** YOUR OBJECTIVE **
Restate the full set of records exactly, without adding or dropping a word.

# DATA RECORDS start

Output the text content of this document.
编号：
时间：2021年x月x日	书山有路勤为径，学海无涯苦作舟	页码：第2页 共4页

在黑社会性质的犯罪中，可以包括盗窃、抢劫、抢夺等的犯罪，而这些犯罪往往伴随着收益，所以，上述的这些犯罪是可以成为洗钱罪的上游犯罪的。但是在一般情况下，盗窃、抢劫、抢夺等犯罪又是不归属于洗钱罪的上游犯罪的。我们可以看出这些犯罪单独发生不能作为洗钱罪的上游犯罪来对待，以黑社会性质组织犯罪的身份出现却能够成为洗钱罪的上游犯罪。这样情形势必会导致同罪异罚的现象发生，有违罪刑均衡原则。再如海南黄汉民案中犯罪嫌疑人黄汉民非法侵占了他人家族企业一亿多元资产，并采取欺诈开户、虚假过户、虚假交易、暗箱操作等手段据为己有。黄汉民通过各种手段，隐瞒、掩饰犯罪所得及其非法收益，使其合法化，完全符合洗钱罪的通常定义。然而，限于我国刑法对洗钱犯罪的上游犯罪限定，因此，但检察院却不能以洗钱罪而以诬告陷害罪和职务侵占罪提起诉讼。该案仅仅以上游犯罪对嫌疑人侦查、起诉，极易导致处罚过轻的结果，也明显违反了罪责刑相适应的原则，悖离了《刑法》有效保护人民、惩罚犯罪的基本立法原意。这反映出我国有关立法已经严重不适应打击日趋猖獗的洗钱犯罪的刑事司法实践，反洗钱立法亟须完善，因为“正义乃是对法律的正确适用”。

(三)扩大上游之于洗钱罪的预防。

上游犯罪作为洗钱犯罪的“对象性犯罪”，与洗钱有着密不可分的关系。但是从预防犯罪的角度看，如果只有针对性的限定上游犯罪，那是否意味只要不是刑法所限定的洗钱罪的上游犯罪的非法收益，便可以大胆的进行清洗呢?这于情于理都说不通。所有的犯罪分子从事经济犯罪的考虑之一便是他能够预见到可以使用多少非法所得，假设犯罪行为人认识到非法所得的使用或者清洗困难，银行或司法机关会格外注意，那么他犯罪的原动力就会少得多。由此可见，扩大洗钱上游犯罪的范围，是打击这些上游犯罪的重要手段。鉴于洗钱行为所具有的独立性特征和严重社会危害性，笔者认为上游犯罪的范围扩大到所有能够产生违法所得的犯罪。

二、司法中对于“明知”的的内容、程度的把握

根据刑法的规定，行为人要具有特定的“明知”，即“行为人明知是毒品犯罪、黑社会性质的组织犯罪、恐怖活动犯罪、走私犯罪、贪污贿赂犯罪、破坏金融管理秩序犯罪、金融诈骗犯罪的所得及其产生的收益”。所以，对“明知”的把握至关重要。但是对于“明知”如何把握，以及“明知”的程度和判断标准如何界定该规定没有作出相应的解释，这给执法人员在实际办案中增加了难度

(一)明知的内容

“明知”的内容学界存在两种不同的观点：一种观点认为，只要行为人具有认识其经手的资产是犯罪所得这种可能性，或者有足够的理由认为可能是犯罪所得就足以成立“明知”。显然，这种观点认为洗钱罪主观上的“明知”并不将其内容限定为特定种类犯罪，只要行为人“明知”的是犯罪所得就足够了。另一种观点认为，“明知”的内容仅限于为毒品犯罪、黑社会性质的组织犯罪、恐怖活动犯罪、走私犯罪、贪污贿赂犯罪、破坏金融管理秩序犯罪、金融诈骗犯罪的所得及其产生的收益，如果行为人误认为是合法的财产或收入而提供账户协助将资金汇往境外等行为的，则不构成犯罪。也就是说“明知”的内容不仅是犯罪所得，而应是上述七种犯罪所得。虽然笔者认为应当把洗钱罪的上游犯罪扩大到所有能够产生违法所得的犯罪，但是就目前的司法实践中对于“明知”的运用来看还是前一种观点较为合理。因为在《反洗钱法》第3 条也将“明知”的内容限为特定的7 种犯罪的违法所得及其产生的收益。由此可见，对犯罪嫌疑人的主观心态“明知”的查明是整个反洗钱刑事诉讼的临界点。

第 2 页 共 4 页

# DATA RECORDS end

** RESULT **
Output the text content of this document.
编号：
时间：2021年x月x日	书山有路勤为径，学海无涯苦作舟	页码：第2页 共4页

在黑社会性质的犯罪中，可以包括盗窃、抢劫、抢夺等的犯罪，而这些犯罪往往伴随着收益，所以，上述的这些犯罪是可以成为洗钱罪的上游犯罪的。但是在一般情况下，盗窃、抢劫、抢夺等犯罪又是不归属于洗钱罪的上游犯罪的。我们可以看出这些犯罪单独发生不能作为洗钱罪的上游犯罪来对待，以黑社会性质组织犯罪的身份出现却能够成为洗钱罪的上游犯罪。这样情形势必会导致同罪异罚的现象发生，有违罪刑均衡原则。再如海南黄汉民案中犯罪嫌疑人黄汉民非法侵占了他人家族企业一亿多元资产，并采取欺诈开户、虚假过户、虚假交易、暗箱操作等手段据为己有。黄汉民通过各种手段，隐瞒、掩饰犯罪所得及其非法收益，使其合法化，完全符合洗钱罪的通常定义。然而，限于我国刑法对洗钱犯罪的上游犯罪限定，因此，但检察院却不能以洗钱罪而以诬告陷害罪和职务侵占罪提起诉讼。该案仅仅以上游犯罪对嫌疑人侦查、起诉，极易导致处罚过轻的结果，也明显违反了罪责刑相适应的原则，悖离了《刑法》有效保护人民、惩罚犯罪的基本立法原意。这反映出我国有关立法已经严重不适应打击日趋猖獗的洗钱犯罪的刑事司法实践，反洗钱立法亟须完善，因为“正义乃是对法律的正确适用”。

(三)扩大上游之于洗钱罪的预防。

上游犯罪作为洗钱犯罪的“对象性犯罪”，与洗钱有着密不可分的关系。但是从预防犯罪的角度看，如果只有针对性的限定上游犯罪，那是否意味只要不是刑法所限定的洗钱罪的上游犯罪的非法收益，便可以大胆的进行清洗呢?这于情于理都说不通。所有的犯罪分子从事经济犯罪的考虑之一便是他能够预见到可以使用多少非法所得，假设犯罪行为人认识到非法所得的使用或者清洗困难，银行或司法机关会格外注意，那么他犯罪的原动力就会少得多。由此可见，扩大洗钱上游犯罪的范围，是打击这些上游犯罪的重要手段。鉴于洗钱行为所具有的独立性特征和严重社会危害性，笔者认为上游犯罪的范围扩大到所有能够产生违法所得的犯罪。

二、司法中对于“明知”的的内容、程度的把握

根据刑法的规定，行为人要具有特定的“明知”，即“行为人明知是毒品犯罪、黑社会性质的组织犯罪、恐怖活动犯罪、走私犯罪、贪污贿赂犯罪、破坏金融管理秩序犯罪、金融诈骗犯罪的所得及其产生的收益”。所以，对“明知”的把握至关重要。但是对于“明知”如何把握，以及“明知”的程度和判断标准如何界定该规定没有作出相应的解释，这给执法人员在实际办案中增加了难度

(一)明知的内容

“明知”的内容学界存在两种不同的观点：一种观点认为，只要行为人具有认识其经手的资产是犯罪所得这种可能性，或者有足够的理由认为可能是犯罪所得就足以成立“明知”。显然，这种观点认为洗钱罪主观上的“明知”并不将其内容限定为特定种类犯罪，只要行为人“明知”的是犯罪所得就足够了。另一种观点认为，“明知”的内容仅限于为毒品犯罪、黑社会性质的组织犯罪、恐怖活动犯罪、走私犯罪、贪污贿赂犯罪、破坏金融管理秩序犯罪、金融诈骗犯罪的所得及其产生的收益，如果行为人误认为是合法的财产或收入而提供账户协助将资金汇往境外等行为的，则不构成犯罪。也就是说“明知”的内容不仅是犯罪所得，而应是上述七种犯罪所得。虽然笔者认为应当把洗钱罪的上游犯罪扩大到所有能够产生违法所得的犯罪，但是就目前的司法实践中对于“明知”的运用来看还是前一种观点较为合理。因为在《反洗钱法》第3 条也将“明知”的内容限为特定的7 种犯罪的违法所得及其产生的收益。由此可见，对犯罪嫌疑人的主观心态“明知”的查明是整个反洗钱刑事诉讼的临界点。

第 2 页 共 4 页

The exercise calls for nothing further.